*Goal:*
Return each line of the listing that contains the string "avoir".

*Records for the exercise:*
* * * * * * *
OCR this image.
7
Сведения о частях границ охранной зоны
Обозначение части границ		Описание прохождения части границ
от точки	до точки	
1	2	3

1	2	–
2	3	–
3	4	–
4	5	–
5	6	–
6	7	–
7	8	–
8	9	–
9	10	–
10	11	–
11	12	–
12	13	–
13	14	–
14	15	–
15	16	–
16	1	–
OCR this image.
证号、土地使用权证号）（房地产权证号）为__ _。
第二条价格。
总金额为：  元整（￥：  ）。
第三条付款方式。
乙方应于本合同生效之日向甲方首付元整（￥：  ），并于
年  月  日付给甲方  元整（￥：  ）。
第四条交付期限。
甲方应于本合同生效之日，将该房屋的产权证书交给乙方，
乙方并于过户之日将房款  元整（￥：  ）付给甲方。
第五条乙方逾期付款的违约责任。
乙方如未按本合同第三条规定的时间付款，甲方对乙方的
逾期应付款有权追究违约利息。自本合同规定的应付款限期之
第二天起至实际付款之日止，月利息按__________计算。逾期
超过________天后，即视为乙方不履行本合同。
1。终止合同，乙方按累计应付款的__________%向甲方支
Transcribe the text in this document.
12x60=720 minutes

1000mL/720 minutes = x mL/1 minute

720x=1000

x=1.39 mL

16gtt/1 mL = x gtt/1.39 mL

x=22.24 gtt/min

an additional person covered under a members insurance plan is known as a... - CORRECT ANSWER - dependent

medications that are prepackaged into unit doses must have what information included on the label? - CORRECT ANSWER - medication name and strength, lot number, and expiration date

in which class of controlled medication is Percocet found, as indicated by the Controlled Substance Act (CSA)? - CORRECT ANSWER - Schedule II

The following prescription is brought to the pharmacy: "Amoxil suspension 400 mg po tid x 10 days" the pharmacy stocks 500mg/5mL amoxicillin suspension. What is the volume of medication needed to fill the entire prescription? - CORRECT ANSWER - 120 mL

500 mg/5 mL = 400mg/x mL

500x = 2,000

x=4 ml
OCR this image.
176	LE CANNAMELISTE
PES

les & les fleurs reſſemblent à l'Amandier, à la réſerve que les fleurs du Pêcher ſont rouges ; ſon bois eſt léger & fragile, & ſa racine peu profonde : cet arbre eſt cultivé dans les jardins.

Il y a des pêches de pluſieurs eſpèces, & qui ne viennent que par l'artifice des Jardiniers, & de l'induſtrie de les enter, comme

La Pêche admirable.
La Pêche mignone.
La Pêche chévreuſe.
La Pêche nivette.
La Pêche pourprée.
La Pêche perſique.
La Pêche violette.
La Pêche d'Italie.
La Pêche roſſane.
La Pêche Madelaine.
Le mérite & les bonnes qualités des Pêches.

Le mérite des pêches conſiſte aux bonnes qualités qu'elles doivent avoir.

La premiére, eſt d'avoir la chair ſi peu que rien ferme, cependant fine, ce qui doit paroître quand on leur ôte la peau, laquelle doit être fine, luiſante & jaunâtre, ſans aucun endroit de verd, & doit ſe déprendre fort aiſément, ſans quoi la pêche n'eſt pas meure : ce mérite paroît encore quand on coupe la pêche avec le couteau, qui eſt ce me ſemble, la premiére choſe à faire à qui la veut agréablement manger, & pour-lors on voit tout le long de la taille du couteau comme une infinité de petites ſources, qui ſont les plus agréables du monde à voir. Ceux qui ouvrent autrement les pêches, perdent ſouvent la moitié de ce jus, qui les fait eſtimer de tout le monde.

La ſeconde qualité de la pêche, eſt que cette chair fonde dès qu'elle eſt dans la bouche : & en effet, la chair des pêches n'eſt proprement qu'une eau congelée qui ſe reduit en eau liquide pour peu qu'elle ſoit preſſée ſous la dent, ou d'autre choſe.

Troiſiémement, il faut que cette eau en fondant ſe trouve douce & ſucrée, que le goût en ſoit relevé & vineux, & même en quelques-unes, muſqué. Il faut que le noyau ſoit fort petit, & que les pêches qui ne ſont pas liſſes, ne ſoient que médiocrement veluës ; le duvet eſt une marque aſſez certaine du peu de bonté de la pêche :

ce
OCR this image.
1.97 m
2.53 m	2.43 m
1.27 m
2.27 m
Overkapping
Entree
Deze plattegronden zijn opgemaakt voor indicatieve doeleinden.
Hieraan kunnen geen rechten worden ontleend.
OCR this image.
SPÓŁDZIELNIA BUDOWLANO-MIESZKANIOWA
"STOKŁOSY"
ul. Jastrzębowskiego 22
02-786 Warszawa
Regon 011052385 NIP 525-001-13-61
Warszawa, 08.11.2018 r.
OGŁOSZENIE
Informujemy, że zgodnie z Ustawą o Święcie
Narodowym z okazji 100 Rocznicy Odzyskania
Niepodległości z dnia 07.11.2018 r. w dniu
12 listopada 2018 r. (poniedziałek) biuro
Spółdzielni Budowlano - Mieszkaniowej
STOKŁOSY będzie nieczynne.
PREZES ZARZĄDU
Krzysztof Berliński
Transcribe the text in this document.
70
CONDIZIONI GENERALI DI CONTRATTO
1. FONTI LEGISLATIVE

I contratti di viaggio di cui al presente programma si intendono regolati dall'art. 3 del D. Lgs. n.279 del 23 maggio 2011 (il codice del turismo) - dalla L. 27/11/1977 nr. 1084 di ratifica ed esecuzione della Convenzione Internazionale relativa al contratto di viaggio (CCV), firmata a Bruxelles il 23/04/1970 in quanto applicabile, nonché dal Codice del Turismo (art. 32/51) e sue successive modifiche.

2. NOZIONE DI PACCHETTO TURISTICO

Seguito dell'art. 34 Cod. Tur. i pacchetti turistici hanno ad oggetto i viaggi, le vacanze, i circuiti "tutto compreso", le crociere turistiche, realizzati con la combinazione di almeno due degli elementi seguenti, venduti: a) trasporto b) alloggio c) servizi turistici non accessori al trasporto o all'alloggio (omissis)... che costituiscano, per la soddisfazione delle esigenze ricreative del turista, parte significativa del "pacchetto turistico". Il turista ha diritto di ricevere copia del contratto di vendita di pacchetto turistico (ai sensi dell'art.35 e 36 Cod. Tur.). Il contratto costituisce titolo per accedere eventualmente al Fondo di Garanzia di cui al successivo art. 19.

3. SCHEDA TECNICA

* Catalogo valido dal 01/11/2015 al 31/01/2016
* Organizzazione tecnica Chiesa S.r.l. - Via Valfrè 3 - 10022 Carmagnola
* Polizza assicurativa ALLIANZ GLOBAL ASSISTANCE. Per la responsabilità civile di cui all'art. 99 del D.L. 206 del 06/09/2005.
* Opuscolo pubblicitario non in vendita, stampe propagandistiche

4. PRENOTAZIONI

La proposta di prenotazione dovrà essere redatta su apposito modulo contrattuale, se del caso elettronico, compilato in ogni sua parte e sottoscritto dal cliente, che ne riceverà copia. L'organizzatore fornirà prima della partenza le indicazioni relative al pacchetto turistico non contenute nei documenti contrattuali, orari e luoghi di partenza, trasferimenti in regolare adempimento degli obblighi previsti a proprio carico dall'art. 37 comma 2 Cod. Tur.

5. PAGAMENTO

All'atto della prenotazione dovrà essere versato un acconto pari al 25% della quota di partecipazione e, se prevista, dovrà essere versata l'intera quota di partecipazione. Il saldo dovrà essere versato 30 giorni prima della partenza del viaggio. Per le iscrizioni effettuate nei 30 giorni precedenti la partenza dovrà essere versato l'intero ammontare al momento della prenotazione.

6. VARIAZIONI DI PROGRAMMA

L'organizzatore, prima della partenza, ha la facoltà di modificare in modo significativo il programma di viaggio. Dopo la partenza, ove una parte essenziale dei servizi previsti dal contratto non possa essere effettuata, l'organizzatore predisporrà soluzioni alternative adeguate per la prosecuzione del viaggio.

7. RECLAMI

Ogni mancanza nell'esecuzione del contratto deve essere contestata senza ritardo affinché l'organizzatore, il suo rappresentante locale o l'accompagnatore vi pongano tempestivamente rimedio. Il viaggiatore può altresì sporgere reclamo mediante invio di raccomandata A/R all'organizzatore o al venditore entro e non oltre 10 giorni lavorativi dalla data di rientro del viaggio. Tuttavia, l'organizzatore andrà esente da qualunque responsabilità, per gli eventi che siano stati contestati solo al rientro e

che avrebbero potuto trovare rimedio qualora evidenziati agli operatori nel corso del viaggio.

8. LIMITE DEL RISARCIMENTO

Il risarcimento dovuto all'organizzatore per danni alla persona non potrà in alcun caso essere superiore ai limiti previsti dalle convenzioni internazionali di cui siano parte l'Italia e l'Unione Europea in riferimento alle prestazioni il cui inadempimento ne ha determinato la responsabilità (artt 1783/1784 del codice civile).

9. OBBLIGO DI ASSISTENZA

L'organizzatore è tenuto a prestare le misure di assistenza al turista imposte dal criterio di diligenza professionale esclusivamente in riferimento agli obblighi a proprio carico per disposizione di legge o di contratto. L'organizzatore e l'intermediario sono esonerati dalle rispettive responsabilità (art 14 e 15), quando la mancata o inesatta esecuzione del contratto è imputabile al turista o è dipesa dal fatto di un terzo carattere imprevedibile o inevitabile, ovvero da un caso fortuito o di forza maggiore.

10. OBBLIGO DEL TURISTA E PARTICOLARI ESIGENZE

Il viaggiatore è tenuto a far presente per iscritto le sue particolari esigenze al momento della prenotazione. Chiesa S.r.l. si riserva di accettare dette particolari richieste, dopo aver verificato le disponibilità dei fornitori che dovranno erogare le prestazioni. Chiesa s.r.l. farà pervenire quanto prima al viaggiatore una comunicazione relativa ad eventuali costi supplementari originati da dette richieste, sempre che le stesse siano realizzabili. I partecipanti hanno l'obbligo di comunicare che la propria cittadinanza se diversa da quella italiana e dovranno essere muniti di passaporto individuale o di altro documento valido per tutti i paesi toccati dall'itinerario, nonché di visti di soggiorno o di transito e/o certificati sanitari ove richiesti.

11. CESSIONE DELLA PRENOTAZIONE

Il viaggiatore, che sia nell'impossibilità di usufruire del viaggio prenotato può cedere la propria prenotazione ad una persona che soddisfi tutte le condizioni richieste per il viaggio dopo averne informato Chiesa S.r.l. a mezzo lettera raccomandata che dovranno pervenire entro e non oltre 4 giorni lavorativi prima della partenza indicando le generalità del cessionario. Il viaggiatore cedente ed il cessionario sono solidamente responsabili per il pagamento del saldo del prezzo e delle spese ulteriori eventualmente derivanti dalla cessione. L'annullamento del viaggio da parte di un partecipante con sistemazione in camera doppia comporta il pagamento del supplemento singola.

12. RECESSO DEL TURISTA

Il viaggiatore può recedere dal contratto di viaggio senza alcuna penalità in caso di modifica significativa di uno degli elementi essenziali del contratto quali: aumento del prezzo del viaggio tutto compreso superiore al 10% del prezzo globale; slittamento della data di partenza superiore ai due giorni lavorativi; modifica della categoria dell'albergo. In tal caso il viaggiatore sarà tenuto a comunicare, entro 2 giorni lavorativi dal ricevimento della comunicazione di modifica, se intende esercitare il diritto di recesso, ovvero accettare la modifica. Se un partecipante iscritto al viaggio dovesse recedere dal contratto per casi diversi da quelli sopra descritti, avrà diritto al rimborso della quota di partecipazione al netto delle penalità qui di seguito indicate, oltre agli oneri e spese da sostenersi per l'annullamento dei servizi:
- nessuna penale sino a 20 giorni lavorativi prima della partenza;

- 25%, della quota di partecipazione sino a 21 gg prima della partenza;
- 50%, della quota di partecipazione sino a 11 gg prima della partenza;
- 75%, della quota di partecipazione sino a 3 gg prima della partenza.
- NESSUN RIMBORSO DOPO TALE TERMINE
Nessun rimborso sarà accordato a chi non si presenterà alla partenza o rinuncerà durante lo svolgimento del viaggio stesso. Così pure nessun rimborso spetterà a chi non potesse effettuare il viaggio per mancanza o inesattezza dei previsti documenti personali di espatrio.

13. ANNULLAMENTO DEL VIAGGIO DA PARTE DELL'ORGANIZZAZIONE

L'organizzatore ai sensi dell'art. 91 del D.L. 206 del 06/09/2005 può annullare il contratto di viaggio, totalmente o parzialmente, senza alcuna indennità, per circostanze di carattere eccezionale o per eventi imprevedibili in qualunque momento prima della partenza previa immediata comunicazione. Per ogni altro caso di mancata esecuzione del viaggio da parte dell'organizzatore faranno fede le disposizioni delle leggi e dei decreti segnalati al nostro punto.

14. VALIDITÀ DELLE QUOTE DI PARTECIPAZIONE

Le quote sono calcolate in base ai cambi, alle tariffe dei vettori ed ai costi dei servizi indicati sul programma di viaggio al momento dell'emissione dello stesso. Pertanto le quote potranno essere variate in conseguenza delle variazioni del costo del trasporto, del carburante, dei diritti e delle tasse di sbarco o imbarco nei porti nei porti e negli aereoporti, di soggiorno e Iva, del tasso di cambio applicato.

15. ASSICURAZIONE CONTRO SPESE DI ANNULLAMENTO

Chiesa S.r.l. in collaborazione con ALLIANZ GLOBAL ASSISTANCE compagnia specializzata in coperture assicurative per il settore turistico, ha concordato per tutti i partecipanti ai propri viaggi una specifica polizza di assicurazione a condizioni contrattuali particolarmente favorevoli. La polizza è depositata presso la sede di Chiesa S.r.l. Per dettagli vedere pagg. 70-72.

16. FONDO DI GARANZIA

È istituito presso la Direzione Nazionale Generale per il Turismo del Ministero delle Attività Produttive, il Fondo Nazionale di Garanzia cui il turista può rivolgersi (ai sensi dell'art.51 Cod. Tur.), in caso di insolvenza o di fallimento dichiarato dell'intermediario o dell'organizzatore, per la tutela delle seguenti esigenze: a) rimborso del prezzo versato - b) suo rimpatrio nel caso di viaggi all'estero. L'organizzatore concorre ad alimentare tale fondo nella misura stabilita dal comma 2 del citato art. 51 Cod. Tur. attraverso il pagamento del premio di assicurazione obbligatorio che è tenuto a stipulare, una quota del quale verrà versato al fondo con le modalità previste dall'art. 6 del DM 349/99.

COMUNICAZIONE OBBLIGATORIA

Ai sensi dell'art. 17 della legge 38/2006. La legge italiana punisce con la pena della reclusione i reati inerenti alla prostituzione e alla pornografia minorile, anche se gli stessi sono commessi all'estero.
* * * * * * *
*Exercise solution:*
Le mérite des pêches conſiſte aux bonnes qualités qu'elles doivent avoir.
La premiére, eſt d'avoir la chair ſi peu que rien ferme, cependant fine, ce qui doit paroître quand on leur ôte la peau, laquelle doit être fine, luiſante & jaunâtre, ſans aucun endroit de verd, & doit ſe déprendre fort aiſément, ſans quoi la pêche n'eſt pas meure : ce mérite paroît encore quand on coupe la pêche avec le couteau, qui eſt ce me ſemble, la premiére choſe à faire à qui la veut agréablement manger, & pour-lors on voit tout le long de la taille du couteau comme une infinité de petites ſources, qui ſont les plus agréables du monde à voir. Ceux qui ouvrent autrement les pêches, perdent ſouvent la moitié de ce jus, qui les fait eſtimer de tout le monde.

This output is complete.